Data records
____
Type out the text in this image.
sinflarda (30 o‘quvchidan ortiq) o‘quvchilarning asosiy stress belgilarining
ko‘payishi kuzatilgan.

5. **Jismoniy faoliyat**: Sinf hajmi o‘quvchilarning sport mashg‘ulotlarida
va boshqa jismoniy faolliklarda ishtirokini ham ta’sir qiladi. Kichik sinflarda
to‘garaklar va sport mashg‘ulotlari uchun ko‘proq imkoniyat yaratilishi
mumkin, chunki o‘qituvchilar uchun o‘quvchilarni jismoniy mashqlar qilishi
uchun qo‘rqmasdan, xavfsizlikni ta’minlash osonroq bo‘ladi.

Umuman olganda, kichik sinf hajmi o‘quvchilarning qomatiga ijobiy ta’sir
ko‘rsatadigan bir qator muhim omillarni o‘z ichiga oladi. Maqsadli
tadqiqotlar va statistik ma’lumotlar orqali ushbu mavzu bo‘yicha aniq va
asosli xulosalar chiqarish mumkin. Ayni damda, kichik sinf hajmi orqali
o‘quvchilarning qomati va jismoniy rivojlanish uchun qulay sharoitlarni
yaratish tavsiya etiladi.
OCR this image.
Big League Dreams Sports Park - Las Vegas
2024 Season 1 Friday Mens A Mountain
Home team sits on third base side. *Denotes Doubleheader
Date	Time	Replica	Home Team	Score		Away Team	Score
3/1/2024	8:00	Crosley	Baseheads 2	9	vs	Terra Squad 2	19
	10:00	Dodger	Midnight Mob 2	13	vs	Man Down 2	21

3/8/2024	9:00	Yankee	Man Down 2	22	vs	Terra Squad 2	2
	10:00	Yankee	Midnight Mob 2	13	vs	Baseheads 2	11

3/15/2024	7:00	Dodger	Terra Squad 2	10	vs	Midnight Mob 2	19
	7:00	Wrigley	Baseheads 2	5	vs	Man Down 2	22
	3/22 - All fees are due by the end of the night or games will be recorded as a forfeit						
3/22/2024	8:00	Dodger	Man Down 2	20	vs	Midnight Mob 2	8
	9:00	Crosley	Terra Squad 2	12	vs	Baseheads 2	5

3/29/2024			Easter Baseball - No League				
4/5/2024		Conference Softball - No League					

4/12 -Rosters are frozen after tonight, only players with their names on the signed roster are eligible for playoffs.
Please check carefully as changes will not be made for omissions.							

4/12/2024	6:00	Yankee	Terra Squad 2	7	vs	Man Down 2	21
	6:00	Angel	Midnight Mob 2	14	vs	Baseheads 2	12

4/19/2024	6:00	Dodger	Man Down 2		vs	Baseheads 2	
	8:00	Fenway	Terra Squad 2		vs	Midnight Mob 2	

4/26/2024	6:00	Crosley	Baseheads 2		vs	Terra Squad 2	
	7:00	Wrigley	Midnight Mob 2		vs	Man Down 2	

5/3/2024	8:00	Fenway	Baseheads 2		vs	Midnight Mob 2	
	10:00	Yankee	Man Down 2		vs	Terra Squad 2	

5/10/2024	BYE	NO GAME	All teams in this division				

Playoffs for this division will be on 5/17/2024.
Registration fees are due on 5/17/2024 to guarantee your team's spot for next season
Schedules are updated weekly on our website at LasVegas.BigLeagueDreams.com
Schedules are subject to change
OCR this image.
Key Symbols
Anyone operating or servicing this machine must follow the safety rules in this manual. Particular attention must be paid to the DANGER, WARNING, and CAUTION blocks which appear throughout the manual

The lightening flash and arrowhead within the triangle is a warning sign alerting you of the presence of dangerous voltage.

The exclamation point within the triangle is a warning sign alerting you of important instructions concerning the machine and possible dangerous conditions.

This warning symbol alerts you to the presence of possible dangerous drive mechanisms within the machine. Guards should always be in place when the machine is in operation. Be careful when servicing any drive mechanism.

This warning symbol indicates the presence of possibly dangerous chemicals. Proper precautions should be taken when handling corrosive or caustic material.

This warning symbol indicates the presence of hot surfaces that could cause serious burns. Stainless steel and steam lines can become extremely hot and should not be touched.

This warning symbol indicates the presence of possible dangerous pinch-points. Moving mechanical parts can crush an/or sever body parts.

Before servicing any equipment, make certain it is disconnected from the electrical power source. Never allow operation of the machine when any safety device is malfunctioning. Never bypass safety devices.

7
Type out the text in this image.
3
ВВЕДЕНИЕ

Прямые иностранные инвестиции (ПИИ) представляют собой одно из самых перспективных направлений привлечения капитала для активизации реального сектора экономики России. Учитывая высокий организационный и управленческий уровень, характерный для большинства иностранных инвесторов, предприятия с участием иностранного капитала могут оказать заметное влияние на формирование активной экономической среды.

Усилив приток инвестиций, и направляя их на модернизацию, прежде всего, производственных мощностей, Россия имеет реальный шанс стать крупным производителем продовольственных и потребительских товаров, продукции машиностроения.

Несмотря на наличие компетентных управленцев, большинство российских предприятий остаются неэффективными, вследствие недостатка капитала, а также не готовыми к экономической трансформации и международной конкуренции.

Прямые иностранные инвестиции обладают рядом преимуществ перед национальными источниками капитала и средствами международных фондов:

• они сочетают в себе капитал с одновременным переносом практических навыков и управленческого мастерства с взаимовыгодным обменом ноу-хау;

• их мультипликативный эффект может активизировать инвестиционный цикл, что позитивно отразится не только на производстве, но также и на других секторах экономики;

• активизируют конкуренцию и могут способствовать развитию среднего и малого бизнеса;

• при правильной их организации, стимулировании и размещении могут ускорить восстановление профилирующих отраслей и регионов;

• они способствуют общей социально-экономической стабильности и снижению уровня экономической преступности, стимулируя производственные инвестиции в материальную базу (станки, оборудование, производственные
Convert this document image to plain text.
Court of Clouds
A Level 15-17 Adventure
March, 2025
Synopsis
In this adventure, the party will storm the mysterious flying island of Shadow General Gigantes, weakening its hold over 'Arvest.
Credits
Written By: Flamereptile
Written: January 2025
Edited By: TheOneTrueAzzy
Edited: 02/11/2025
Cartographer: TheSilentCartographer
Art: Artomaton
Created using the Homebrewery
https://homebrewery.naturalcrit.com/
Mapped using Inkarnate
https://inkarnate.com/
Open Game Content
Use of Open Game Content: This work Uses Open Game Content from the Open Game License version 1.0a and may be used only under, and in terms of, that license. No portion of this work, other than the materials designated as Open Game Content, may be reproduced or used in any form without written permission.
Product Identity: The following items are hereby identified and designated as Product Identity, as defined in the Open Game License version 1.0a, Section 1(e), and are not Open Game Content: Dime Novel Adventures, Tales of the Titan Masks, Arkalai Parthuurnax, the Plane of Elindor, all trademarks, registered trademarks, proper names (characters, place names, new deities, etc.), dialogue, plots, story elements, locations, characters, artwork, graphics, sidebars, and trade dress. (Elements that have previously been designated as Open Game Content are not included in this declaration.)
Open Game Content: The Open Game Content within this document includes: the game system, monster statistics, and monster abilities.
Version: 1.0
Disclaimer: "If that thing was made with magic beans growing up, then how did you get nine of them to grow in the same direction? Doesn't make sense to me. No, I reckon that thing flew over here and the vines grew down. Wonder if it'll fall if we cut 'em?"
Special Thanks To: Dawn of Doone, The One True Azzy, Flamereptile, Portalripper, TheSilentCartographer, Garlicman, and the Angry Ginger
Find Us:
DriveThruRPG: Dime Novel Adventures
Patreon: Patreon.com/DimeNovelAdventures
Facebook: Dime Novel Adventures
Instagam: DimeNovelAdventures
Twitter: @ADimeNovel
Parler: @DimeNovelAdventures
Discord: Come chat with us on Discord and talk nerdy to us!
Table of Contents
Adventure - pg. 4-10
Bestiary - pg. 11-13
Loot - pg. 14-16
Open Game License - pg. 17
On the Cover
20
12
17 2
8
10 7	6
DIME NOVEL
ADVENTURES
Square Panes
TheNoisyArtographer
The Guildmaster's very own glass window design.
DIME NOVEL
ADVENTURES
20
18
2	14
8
____
• [Problem to solve] Using the listing above, locate the lines that hold "также" and copy each one.

• [In response]
Несмотря на наличие компетентных управленцев, большинство российских предприятий остаются неэффективными, вследствие недостатка капитала, а также не готовыми к экономической трансформации и международной конкуренции.
• их мультипликативный эффект может активизировать инвестиционный цикл, что позитивно отразится не только на производстве, но также и на других секторах экономики;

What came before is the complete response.